Given instruction: Find every line in the records below that holds the word "production", and copy each one.

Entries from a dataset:
>>

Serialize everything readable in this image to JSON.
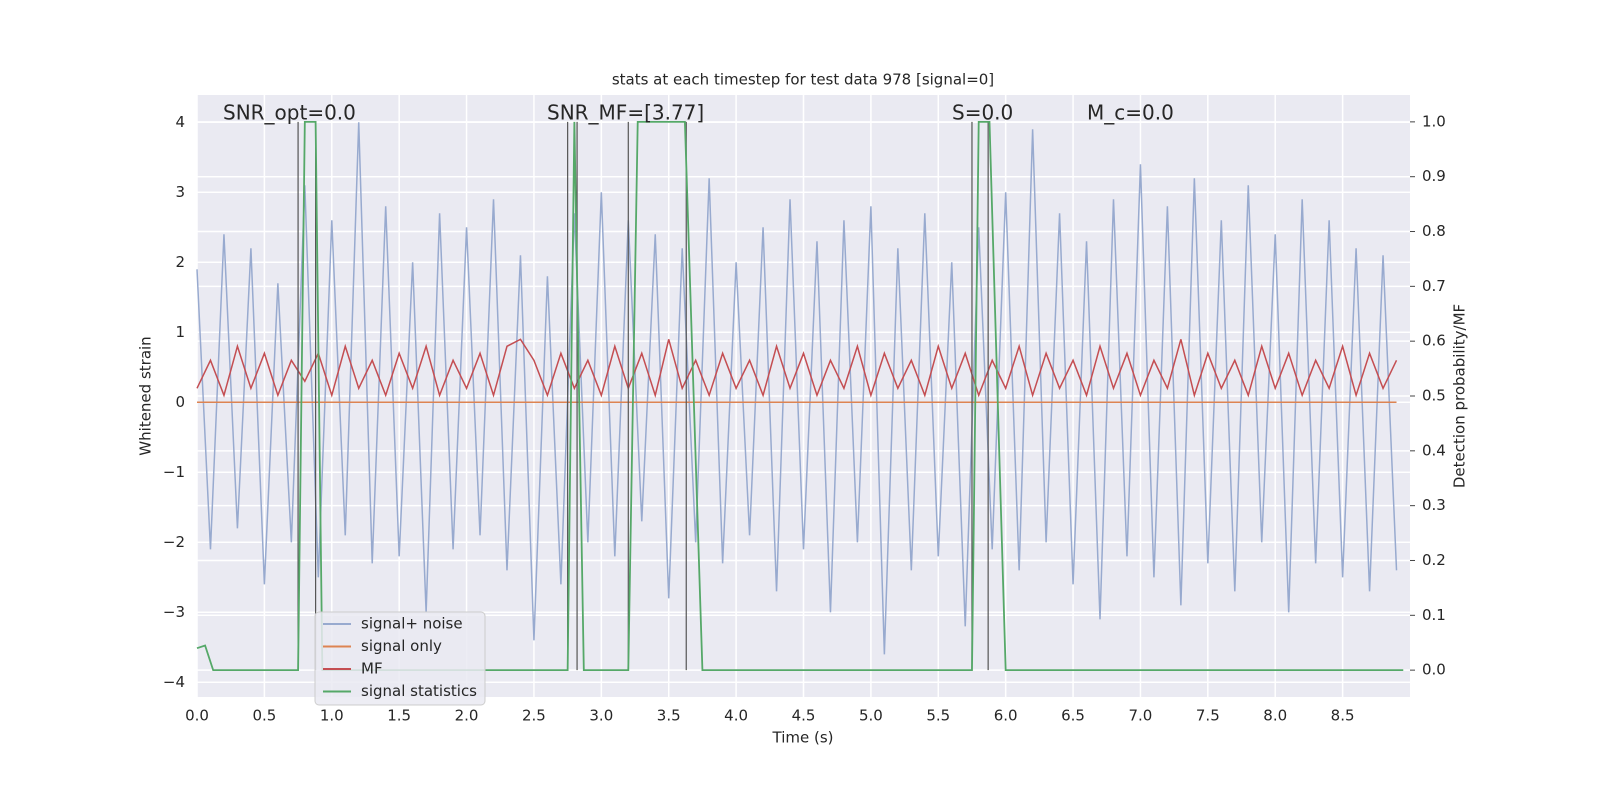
{
  "chart_data": {
    "type": "line",
    "title": "stats at each timestep for test data 978 [signal=0]",
    "xlabel": "Time (s)",
    "ylabel": "Whitened strain",
    "y2label": "Detection probability/MF",
    "annotations": [
      "SNR_opt=0.0",
      "SNR_MF=[3.77]",
      "S=0.0",
      "M_c=0.0"
    ],
    "x": [
      0,
      0.1,
      0.2,
      0.3,
      0.4,
      0.5,
      0.6,
      0.7,
      0.8,
      0.9,
      1,
      1.1,
      1.2,
      1.3,
      1.4,
      1.5,
      1.6,
      1.7,
      1.8,
      1.9,
      2,
      2.1,
      2.2,
      2.3,
      2.4,
      2.5,
      2.6,
      2.7,
      2.8,
      2.9,
      3,
      3.1,
      3.2,
      3.3,
      3.4,
      3.5,
      3.6,
      3.7,
      3.8,
      3.9,
      4,
      4.1,
      4.2,
      4.3,
      4.4,
      4.5,
      4.6,
      4.7,
      4.8,
      4.9,
      5,
      5.1,
      5.2,
      5.3,
      5.4,
      5.5,
      5.6,
      5.7,
      5.8,
      5.9,
      6,
      6.1,
      6.2,
      6.3,
      6.4,
      6.5,
      6.6,
      6.7,
      6.8,
      6.9,
      7,
      7.1,
      7.2,
      7.3,
      7.4,
      7.5,
      7.6,
      7.7,
      7.8,
      7.9,
      8,
      8.1,
      8.2,
      8.3,
      8.4,
      8.5,
      8.6,
      8.7,
      8.8,
      8.9
    ],
    "series": [
      {
        "name": "signal+ noise",
        "color": "#98aacf",
        "values": [
          1.9,
          -2.1,
          2.4,
          -1.8,
          2.2,
          -2.6,
          1.7,
          -2.0,
          3.1,
          -2.5,
          2.6,
          -1.9,
          4.0,
          -2.3,
          2.8,
          -2.2,
          2.0,
          -3.0,
          2.7,
          -2.1,
          2.5,
          -1.9,
          2.9,
          -2.4,
          2.1,
          -3.4,
          1.8,
          -2.6,
          2.7,
          -2.0,
          3.0,
          -2.2,
          2.6,
          -1.7,
          2.4,
          -2.8,
          2.2,
          -2.0,
          3.2,
          -2.3,
          2.0,
          -1.9,
          2.5,
          -2.7,
          2.9,
          -2.1,
          2.3,
          -3.0,
          2.6,
          -2.0,
          2.8,
          -3.6,
          2.2,
          -2.4,
          2.7,
          -2.2,
          2.0,
          -3.2,
          2.5,
          -2.1,
          3.0,
          -2.4,
          3.9,
          -2.0,
          2.7,
          -2.6,
          2.3,
          -3.1,
          2.9,
          -2.2,
          3.4,
          -2.5,
          2.8,
          -2.9,
          3.2,
          -2.3,
          2.6,
          -2.7,
          3.1,
          -2.0,
          2.4,
          -3.0,
          2.9,
          -2.3,
          2.6,
          -2.5,
          2.2,
          -2.7,
          2.1,
          -2.4
        ]
      },
      {
        "name": "signal only",
        "color": "#dd8452",
        "x": [
          0,
          8.9
        ],
        "values": [
          0,
          0
        ]
      },
      {
        "name": "MF",
        "color": "#c44e52",
        "values": [
          0.2,
          0.6,
          0.1,
          0.8,
          0.2,
          0.7,
          0.1,
          0.6,
          0.3,
          0.7,
          0.1,
          0.8,
          0.2,
          0.6,
          0.1,
          0.7,
          0.2,
          0.8,
          0.1,
          0.6,
          0.2,
          0.7,
          0.1,
          0.8,
          0.9,
          0.6,
          0.1,
          0.7,
          0.2,
          0.6,
          0.1,
          0.8,
          0.2,
          0.7,
          0.1,
          0.9,
          0.2,
          0.6,
          0.1,
          0.7,
          0.2,
          0.6,
          0.1,
          0.8,
          0.2,
          0.7,
          0.1,
          0.6,
          0.2,
          0.8,
          0.1,
          0.7,
          0.2,
          0.6,
          0.1,
          0.8,
          0.2,
          0.7,
          0.1,
          0.6,
          0.2,
          0.8,
          0.1,
          0.7,
          0.2,
          0.6,
          0.1,
          0.8,
          0.2,
          0.7,
          0.1,
          0.6,
          0.2,
          0.9,
          0.1,
          0.7,
          0.2,
          0.6,
          0.1,
          0.8,
          0.2,
          0.7,
          0.1,
          0.6,
          0.2,
          0.8,
          0.1,
          0.7,
          0.2,
          0.6
        ]
      },
      {
        "name": "signal statistics",
        "color": "#55a868",
        "axis": "y2",
        "x": [
          0,
          0.06,
          0.12,
          0.4,
          0.75,
          0.8,
          0.88,
          0.93,
          2.75,
          2.8,
          2.87,
          3.2,
          3.27,
          3.62,
          3.75,
          5.75,
          5.8,
          5.88,
          6.0,
          8.95
        ],
        "values": [
          0.04,
          0.045,
          0,
          0,
          0,
          1,
          1,
          0,
          0,
          1,
          0,
          0,
          1,
          1,
          0,
          0,
          1,
          1,
          0,
          0
        ]
      }
    ],
    "vlines": [
      0.75,
      0.88,
      2.75,
      2.82,
      3.2,
      3.63,
      5.75,
      5.87
    ],
    "vline_range": [
      0,
      1
    ],
    "xlim": [
      0,
      9
    ],
    "ylim": [
      -4.21,
      4.39
    ],
    "y2lim": [
      -0.049,
      1.049
    ],
    "xticks": [
      {
        "value": 0,
        "label": "0.0"
      },
      0.5,
      {
        "value": 1,
        "label": "1.0"
      },
      1.5,
      {
        "value": 2,
        "label": "2.0"
      },
      2.5,
      {
        "value": 3,
        "label": "3.0"
      },
      3.5,
      {
        "value": 4,
        "label": "4.0"
      },
      4.5,
      {
        "value": 5,
        "label": "5.0"
      },
      5.5,
      {
        "value": 6,
        "label": "6.0"
      },
      6.5,
      {
        "value": 7,
        "label": "7.0"
      },
      7.5,
      {
        "value": 8,
        "label": "8.0"
      },
      8.5
    ],
    "yticks": [
      {
        "value": -4,
        "label": "−4"
      },
      {
        "value": -3,
        "label": "−3"
      },
      {
        "value": -2,
        "label": "−2"
      },
      {
        "value": -1,
        "label": "−1"
      },
      0,
      1,
      2,
      3,
      4
    ],
    "y2ticks": [
      {
        "value": 0,
        "label": "0.0"
      },
      0.1,
      0.2,
      0.3,
      0.4,
      0.5,
      0.6,
      0.7,
      0.8,
      0.9,
      {
        "value": 1,
        "label": "1.0"
      }
    ],
    "grid": true,
    "legend": "lower left"
  }
}
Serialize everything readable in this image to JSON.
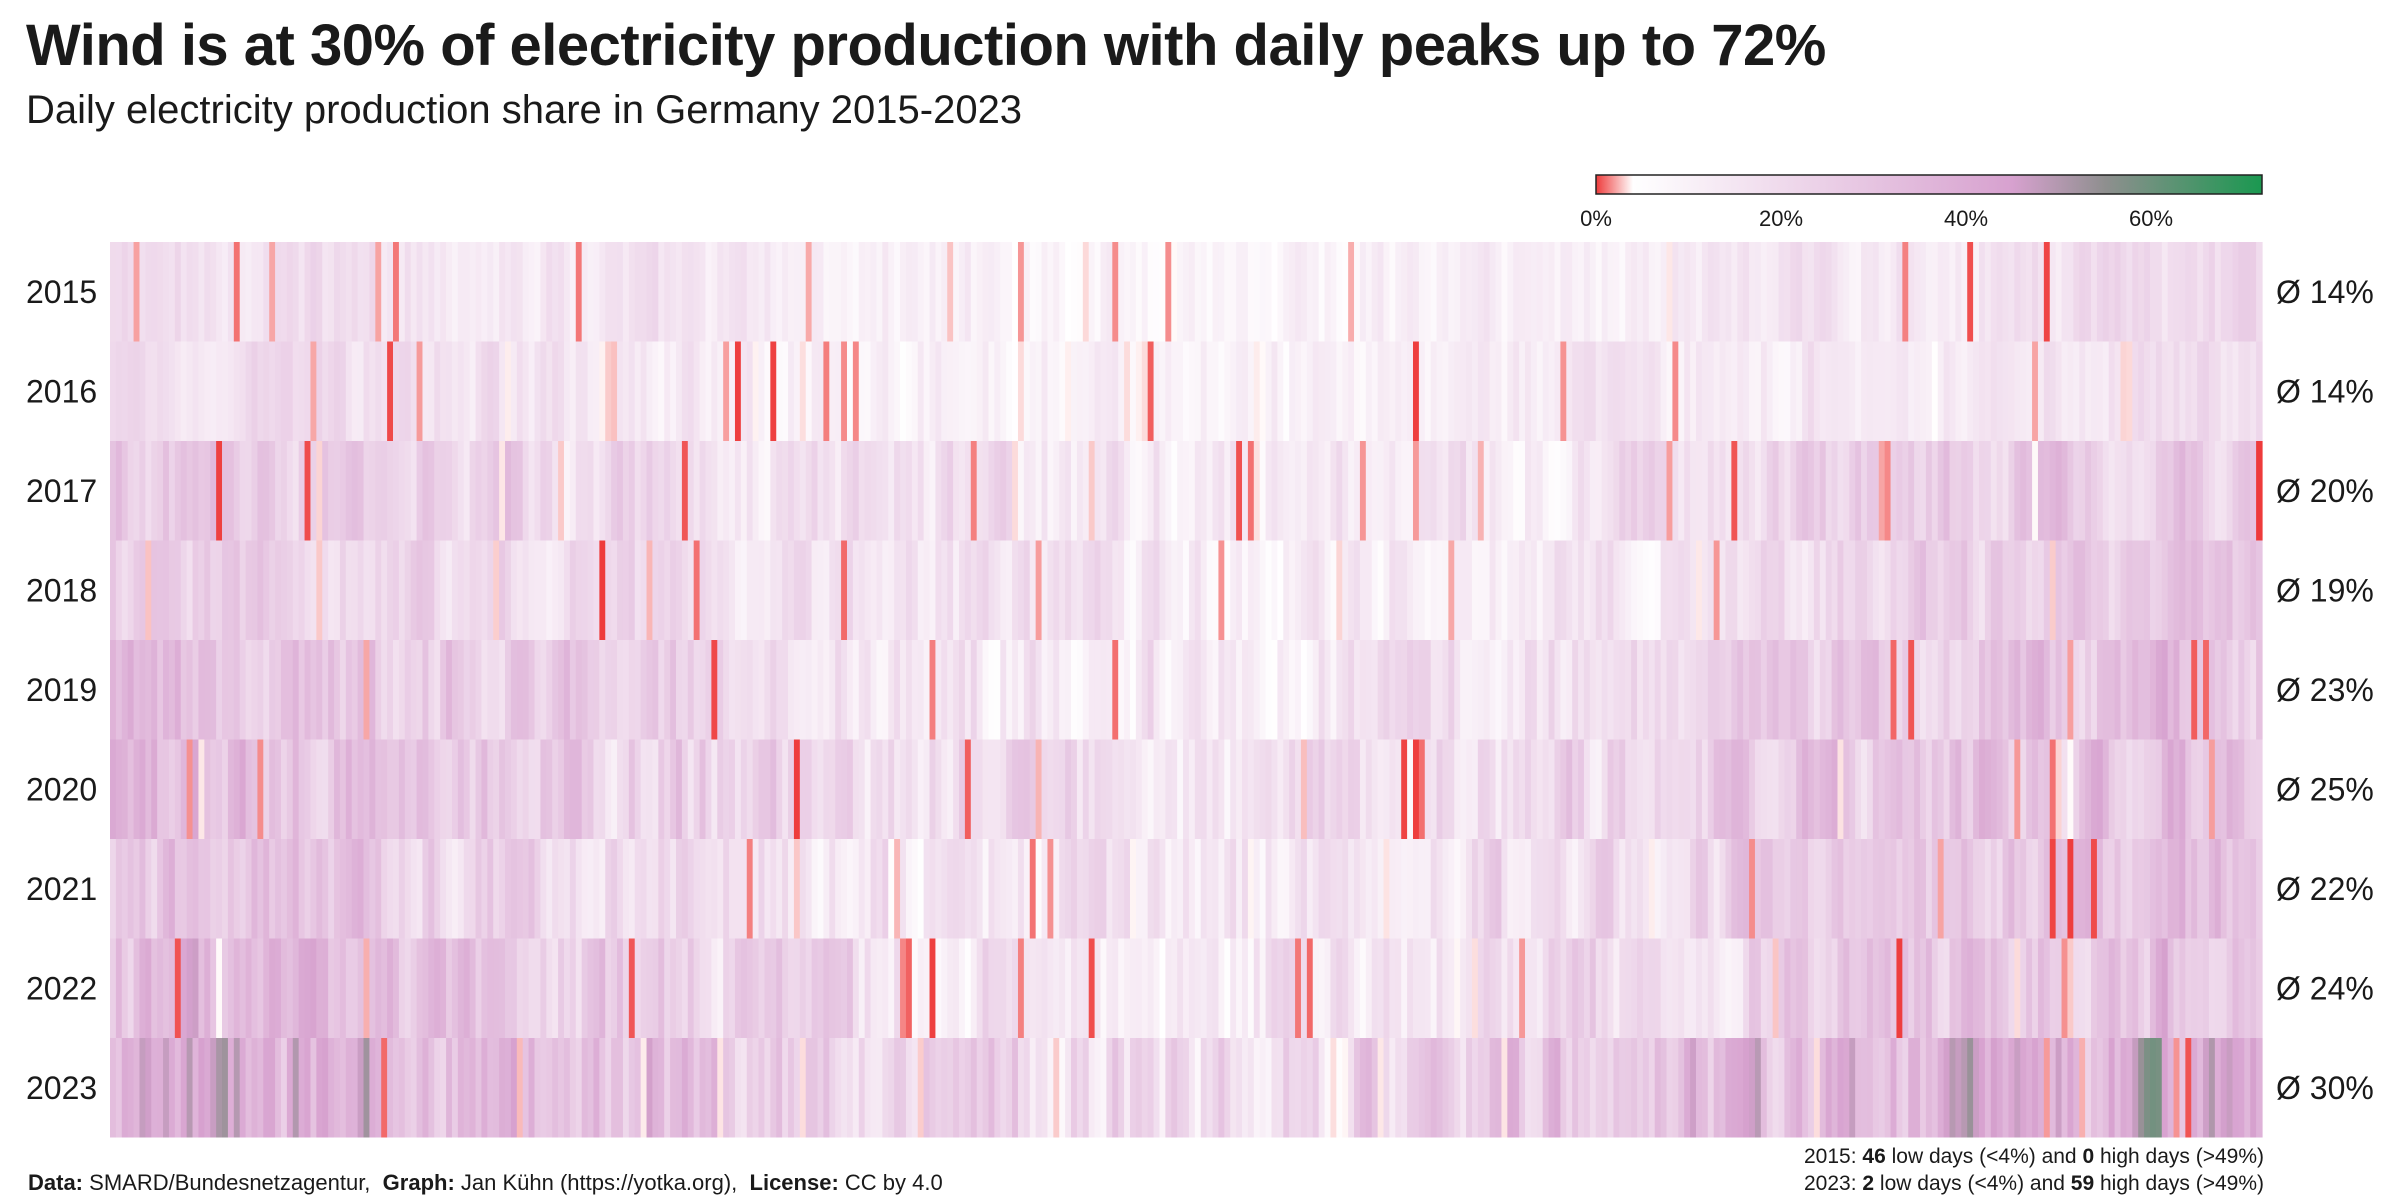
{
  "title": "Wind is at 30% of electricity production with daily peaks up to 72%",
  "subtitle": "Daily electricity production share in Germany 2015-2023",
  "footer": {
    "data_label": "Data:",
    "data_value": "SMARD/Bundesnetzagentur,",
    "graph_label": "Graph:",
    "graph_value": "Jan Kühn (https://yotka.org),",
    "license_label": "License:",
    "license_value": "CC by 4.0"
  },
  "summary": {
    "line1": {
      "prefix": "2015:",
      "low_count": "46",
      "low_text": "low days (<4%) and",
      "high_count": "0",
      "high_text": "high days (>49%)"
    },
    "line2": {
      "prefix": "2023:",
      "low_count": "2",
      "low_text": "low days (<4%) and",
      "high_count": "59",
      "high_text": "high days (>49%)"
    }
  },
  "colors": {
    "low": "#ee3b3b",
    "white": "#ffffff",
    "pink": "#d7a1cf",
    "gray": "#8f8f8f",
    "green": "#1a9850"
  },
  "chart_data": {
    "type": "heatmap",
    "title": "Wind is at 30% of electricity production with daily peaks up to 72%",
    "subtitle": "Daily electricity production share in Germany 2015-2023",
    "x": "day of year",
    "y_categories": [
      "2015",
      "2016",
      "2017",
      "2018",
      "2019",
      "2020",
      "2021",
      "2022",
      "2023"
    ],
    "averages": [
      "Ø 14%",
      "Ø 14%",
      "Ø 20%",
      "Ø 19%",
      "Ø 23%",
      "Ø 25%",
      "Ø 22%",
      "Ø 24%",
      "Ø 30%"
    ],
    "mean_values": [
      14,
      14,
      20,
      19,
      23,
      25,
      22,
      24,
      30
    ],
    "max_value": 72,
    "colorscale": {
      "range": [
        0,
        72
      ],
      "ticks": [
        0,
        20,
        40,
        60
      ],
      "tick_labels": [
        "0%",
        "20%",
        "40%",
        "60%"
      ],
      "stops": [
        {
          "value": 0,
          "color": "#ee3b3b"
        },
        {
          "value": 4,
          "color": "#ffffff"
        },
        {
          "value": 45,
          "color": "#d7a1cf"
        },
        {
          "value": 55,
          "color": "#8f8f8f"
        },
        {
          "value": 72,
          "color": "#1a9850"
        }
      ]
    },
    "low_threshold": 4,
    "high_threshold": 49,
    "low_days": {
      "2015": 46,
      "2023": 2
    },
    "high_days": {
      "2015": 0,
      "2023": 59
    },
    "days_per_year": 365
  }
}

<<

Result for this task:
  "title": "Wind is at 30% of electricity production with daily peaks up to 72%",
  "subtitle": "Daily electricity production share in Germany 2015-2023",
    "title": "Wind is at 30% of electricity production with daily peaks up to 72%",
    "subtitle": "Daily electricity production share in Germany 2015-2023",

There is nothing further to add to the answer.